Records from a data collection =

* * * * * * * * *

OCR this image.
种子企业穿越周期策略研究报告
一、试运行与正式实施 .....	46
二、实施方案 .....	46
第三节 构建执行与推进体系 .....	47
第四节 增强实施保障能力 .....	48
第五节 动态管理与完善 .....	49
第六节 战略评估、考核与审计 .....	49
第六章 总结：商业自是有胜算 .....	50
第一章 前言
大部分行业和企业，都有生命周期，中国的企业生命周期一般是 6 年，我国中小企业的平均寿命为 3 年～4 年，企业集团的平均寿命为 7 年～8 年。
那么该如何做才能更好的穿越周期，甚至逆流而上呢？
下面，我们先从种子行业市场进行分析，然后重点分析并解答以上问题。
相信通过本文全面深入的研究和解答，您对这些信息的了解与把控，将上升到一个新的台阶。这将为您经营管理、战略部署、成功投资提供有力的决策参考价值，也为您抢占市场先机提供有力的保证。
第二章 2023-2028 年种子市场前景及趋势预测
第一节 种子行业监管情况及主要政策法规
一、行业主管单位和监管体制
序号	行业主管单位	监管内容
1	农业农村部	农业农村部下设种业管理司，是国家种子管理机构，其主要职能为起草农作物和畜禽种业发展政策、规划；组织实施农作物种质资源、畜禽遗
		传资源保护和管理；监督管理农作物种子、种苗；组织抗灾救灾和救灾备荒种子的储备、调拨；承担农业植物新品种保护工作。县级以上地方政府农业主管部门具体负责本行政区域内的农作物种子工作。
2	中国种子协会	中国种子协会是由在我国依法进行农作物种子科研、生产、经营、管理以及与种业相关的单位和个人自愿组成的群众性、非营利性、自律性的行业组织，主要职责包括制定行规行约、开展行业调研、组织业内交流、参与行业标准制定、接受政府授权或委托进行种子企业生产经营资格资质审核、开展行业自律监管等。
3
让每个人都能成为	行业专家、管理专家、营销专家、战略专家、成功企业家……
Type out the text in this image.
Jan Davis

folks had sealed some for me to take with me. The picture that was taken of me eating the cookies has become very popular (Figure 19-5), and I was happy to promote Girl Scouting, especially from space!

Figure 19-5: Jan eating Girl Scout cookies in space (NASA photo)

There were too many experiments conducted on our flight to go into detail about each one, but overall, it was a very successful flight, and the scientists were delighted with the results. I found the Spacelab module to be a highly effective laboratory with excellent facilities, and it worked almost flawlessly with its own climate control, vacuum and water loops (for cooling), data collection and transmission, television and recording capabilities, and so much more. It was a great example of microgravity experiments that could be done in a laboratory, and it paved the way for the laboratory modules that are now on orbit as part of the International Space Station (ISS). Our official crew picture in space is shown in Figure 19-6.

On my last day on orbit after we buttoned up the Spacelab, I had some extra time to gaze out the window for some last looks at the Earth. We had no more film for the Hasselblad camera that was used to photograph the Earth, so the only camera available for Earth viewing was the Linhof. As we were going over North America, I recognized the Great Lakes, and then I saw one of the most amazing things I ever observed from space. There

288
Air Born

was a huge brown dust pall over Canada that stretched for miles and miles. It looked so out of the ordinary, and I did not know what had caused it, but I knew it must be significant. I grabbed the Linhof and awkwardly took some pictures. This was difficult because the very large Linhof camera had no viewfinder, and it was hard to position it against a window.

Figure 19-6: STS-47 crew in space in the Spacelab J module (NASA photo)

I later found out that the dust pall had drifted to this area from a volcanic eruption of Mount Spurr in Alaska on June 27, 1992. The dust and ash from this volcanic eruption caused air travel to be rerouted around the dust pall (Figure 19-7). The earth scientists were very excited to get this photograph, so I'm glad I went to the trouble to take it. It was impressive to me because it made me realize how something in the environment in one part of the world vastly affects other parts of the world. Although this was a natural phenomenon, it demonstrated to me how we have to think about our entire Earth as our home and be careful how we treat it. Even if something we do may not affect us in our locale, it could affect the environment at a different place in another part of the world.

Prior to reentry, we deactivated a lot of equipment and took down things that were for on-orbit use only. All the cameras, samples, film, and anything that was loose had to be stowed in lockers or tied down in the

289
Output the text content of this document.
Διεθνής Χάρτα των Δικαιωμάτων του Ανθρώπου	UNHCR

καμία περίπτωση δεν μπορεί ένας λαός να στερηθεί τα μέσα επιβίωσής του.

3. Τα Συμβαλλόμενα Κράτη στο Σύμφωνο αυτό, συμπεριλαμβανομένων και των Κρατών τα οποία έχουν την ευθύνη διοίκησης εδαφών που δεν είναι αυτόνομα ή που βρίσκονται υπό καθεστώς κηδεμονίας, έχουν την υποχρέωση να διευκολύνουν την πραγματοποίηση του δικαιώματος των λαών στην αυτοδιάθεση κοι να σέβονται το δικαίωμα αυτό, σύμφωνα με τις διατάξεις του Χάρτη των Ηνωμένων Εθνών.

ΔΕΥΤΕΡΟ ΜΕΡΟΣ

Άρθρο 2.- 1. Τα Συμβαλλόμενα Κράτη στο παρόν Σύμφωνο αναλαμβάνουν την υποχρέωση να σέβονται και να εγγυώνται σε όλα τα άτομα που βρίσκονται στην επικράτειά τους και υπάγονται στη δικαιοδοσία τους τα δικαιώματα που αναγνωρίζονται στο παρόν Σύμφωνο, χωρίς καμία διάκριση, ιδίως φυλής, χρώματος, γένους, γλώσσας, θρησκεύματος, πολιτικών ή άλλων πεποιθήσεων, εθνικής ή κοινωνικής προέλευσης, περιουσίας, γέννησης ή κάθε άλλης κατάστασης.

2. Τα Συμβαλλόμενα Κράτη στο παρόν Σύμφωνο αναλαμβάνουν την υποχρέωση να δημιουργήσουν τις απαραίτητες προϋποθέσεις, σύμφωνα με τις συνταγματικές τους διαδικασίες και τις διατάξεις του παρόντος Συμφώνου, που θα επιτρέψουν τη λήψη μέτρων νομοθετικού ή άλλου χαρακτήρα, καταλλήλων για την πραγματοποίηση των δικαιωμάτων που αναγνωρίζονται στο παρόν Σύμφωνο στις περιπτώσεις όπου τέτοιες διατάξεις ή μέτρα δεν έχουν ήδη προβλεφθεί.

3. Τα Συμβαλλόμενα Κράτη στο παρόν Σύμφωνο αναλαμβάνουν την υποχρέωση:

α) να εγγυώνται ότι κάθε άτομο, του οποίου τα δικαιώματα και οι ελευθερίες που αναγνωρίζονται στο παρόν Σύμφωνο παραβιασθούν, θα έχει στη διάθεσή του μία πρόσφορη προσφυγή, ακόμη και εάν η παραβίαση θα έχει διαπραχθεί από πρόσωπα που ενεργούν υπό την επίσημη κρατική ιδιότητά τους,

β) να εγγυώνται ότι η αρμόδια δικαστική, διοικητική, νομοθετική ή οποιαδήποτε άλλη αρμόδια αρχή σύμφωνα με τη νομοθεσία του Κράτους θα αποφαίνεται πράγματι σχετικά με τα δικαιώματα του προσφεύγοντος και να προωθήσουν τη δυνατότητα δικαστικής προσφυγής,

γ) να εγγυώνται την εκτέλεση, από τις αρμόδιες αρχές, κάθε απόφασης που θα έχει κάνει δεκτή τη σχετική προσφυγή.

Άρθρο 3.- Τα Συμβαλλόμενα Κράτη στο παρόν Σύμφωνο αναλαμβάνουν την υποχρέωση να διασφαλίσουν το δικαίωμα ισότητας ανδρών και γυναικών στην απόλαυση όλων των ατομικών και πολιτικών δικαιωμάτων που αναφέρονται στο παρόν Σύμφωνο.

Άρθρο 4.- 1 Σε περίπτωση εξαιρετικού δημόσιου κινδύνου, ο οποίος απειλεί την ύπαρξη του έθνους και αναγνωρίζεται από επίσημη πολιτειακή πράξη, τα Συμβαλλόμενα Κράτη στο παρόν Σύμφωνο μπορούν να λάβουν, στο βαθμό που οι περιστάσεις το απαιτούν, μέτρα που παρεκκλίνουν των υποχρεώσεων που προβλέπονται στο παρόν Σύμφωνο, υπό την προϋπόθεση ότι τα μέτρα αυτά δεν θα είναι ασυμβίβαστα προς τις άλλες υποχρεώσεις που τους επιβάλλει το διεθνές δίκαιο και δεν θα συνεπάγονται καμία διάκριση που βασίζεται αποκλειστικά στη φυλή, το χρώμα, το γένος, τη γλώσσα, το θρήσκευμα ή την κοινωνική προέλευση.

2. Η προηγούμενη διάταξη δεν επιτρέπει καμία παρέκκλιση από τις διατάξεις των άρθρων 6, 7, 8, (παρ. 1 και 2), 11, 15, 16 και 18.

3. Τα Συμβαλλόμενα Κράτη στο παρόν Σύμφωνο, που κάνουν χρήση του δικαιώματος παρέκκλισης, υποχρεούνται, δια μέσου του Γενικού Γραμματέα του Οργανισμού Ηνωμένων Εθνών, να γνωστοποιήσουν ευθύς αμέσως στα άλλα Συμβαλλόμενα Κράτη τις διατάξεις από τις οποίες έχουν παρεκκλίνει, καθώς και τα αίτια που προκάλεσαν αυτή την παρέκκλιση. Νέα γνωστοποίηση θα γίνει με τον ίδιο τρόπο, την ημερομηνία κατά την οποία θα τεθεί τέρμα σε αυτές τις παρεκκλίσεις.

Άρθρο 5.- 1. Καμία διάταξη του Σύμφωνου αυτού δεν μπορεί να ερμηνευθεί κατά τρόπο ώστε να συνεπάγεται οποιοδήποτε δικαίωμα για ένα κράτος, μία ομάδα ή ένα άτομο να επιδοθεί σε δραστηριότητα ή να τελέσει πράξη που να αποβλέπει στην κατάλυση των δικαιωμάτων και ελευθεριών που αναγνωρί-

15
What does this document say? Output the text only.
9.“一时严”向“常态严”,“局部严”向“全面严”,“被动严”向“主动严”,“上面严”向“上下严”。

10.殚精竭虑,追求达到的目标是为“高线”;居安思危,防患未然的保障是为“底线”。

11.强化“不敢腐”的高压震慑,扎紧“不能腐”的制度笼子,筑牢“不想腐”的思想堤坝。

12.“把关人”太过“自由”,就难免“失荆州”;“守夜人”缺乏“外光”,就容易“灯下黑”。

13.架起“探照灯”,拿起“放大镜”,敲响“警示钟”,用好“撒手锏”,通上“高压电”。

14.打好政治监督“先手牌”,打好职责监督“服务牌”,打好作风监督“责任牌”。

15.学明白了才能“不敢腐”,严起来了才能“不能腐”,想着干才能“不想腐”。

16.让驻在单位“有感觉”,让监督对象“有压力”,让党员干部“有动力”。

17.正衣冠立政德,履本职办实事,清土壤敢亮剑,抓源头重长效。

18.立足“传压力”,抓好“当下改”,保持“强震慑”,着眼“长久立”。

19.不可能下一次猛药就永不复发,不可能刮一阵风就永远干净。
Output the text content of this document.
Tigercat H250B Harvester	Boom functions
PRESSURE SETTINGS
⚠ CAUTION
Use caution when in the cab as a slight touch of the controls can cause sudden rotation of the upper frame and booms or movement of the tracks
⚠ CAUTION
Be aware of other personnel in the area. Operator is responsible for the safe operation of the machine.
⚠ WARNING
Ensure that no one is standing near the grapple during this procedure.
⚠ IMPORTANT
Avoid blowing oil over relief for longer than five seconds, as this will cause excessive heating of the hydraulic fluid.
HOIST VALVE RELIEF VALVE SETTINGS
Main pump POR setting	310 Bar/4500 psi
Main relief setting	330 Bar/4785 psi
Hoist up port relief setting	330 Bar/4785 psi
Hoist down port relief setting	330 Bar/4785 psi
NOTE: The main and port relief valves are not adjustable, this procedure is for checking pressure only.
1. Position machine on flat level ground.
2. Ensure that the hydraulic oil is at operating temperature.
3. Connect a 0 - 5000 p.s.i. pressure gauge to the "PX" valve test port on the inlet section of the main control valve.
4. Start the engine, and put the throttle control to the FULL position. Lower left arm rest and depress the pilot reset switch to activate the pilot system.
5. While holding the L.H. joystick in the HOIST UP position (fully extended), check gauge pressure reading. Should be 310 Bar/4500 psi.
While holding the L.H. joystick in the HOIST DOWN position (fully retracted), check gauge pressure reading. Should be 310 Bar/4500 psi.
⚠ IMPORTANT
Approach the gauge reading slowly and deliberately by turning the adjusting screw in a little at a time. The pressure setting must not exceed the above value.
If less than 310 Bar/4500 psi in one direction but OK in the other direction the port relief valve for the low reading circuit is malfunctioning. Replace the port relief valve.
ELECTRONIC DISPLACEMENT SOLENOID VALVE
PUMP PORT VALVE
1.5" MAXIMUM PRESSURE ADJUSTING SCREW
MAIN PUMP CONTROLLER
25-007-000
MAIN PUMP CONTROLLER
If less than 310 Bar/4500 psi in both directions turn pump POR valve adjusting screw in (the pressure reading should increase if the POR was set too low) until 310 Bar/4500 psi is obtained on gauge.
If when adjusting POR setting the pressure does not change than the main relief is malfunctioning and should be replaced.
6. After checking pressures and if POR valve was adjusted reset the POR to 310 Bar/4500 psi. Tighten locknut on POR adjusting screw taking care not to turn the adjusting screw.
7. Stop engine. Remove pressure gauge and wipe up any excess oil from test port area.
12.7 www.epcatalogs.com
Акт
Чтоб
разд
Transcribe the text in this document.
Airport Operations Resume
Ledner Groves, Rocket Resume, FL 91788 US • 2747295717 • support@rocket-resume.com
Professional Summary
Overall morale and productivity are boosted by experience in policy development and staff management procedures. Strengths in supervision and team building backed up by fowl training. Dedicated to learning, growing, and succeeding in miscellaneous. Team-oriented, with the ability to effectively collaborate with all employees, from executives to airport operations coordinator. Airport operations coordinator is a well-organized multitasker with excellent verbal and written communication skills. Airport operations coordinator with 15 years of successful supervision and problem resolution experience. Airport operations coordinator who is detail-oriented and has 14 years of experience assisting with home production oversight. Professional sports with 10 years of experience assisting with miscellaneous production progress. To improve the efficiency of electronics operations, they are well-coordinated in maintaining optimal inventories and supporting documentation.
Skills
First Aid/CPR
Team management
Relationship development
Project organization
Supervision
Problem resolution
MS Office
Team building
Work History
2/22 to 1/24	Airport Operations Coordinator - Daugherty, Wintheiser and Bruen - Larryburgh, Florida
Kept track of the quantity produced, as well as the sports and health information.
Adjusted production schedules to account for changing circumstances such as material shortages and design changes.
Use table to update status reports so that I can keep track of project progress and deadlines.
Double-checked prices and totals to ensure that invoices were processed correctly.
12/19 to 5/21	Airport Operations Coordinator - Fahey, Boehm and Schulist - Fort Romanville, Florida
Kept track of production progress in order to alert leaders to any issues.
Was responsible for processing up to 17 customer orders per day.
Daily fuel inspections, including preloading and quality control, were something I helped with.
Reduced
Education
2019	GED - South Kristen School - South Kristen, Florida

* * * * * * * * *

REQUIREMENTS = Search the data for "διάταξη" and list every line in which it occurs.

ANSWER TO THE TASK =
2. Η προηγούμενη διάταξη δεν επιτρέπει καμία παρέκκλιση από τις διατάξεις των άρθρων 6, 7, 8, (παρ. 1 και 2), 11, 15, 16 και 18.
Άρθρο 5.- 1. Καμία διάταξη του Σύμφωνου αυτού δεν μπορεί να ερμηνευθεί κατά τρόπο ώστε να συνεπάγεται οποιοδήποτε δικαίωμα για ένα κράτος, μία ομάδα ή ένα άτομο να επιδοθεί σε δραστηριότητα ή να τελέσει πράξη που να αποβλέπει στην κατάλυση των δικαιωμάτων και ελευθεριών που αναγνωρί-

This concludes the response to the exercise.